WORK TO DO = Check each line of the data for "name" and select those that have it.

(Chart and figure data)

==========

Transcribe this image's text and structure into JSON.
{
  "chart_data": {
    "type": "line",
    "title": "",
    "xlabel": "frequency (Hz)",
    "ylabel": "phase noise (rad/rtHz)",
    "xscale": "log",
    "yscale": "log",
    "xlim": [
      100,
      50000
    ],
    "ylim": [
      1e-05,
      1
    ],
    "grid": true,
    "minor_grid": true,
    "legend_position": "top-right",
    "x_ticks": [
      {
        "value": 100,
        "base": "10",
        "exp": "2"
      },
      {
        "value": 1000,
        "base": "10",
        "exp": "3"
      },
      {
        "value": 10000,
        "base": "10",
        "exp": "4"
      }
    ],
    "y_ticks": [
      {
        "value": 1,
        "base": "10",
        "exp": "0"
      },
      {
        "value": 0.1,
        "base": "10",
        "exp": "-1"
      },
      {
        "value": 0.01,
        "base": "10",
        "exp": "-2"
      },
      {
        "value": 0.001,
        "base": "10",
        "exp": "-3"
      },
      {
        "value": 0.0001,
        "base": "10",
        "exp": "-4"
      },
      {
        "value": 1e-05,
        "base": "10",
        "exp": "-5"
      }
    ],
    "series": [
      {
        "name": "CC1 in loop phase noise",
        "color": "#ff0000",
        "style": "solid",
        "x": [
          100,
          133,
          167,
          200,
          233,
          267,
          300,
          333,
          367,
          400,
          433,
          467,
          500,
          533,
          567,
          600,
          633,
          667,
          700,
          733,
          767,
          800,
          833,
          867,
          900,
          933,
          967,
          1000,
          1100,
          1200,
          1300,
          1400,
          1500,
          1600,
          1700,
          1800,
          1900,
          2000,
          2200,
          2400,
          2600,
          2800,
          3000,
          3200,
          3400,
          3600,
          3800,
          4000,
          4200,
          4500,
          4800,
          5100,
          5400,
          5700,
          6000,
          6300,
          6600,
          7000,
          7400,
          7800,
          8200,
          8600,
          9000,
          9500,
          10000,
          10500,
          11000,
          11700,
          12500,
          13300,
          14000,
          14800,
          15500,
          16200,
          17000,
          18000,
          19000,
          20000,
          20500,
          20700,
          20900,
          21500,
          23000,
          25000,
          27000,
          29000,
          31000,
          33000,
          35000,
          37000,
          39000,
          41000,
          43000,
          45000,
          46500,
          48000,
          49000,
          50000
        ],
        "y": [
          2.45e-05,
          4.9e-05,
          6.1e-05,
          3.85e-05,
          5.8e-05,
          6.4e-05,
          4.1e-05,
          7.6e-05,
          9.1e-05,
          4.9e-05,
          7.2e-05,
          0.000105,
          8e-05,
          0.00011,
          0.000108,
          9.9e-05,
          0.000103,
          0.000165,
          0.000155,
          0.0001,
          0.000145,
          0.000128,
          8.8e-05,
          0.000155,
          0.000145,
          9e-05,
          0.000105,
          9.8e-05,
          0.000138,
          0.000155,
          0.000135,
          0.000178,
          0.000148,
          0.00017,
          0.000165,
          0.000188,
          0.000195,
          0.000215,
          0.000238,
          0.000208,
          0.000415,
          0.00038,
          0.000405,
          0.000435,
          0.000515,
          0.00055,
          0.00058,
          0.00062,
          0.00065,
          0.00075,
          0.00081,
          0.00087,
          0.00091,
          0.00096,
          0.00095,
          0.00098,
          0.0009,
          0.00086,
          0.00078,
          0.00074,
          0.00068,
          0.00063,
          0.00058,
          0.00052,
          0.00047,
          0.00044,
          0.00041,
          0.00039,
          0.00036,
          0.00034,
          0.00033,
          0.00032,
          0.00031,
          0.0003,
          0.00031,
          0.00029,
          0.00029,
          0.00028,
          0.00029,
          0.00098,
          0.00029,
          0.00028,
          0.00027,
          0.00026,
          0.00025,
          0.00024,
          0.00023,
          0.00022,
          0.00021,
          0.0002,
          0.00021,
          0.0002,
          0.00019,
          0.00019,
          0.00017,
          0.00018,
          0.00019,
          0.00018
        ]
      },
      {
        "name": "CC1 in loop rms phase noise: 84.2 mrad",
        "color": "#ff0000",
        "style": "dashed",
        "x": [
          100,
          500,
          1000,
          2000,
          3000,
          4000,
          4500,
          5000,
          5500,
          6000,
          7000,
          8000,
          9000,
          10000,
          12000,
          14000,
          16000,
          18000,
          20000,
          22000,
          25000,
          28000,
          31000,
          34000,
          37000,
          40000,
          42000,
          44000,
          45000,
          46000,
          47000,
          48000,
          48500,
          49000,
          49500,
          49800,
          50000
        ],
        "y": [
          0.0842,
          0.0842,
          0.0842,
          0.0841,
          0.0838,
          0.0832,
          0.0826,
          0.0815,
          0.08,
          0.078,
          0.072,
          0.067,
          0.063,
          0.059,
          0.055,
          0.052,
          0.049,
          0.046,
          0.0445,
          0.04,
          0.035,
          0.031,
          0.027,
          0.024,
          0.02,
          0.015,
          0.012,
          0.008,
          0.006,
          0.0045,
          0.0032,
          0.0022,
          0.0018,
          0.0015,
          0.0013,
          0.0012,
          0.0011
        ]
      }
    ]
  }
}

==========

RESULT FOR THIS TASK =
        "name": "CC1 in loop phase noise",
        "name": "CC1 in loop rms phase noise: 84.2 mrad",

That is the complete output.